## WHAT TO PRODUCE
Look over the lines below. Report each one that includes the string "libengine".

— Begin SOURCE MATERIAL —

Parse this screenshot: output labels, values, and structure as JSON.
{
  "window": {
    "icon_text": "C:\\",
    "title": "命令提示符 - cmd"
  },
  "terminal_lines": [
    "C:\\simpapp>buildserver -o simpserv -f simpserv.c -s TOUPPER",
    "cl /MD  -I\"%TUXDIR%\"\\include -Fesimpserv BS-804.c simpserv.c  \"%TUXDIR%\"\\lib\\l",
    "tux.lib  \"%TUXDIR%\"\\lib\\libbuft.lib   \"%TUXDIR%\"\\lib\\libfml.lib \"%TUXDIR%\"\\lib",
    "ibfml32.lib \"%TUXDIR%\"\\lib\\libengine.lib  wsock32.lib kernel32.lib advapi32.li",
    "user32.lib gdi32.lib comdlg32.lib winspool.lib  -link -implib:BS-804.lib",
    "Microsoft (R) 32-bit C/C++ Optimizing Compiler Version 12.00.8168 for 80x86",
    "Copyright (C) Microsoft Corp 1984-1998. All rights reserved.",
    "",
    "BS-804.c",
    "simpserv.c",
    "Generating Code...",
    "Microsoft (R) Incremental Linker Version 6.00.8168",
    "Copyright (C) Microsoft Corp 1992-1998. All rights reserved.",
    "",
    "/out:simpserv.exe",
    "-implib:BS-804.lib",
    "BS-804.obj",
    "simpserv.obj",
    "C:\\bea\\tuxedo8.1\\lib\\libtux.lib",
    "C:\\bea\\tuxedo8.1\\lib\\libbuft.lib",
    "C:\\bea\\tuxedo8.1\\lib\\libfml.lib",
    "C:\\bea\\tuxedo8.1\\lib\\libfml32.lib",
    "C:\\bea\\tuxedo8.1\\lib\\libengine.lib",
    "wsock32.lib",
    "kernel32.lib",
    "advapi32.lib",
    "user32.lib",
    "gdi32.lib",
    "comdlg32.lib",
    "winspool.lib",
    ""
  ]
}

— End SOURCE MATERIAL —

## SOLVED PROBLEM
    "ibfml32.lib \"%TUXDIR%\"\\lib\\libengine.lib  wsock32.lib kernel32.lib advapi32.li",
    "C:\\bea\\tuxedo8.1\\lib\\libengine.lib",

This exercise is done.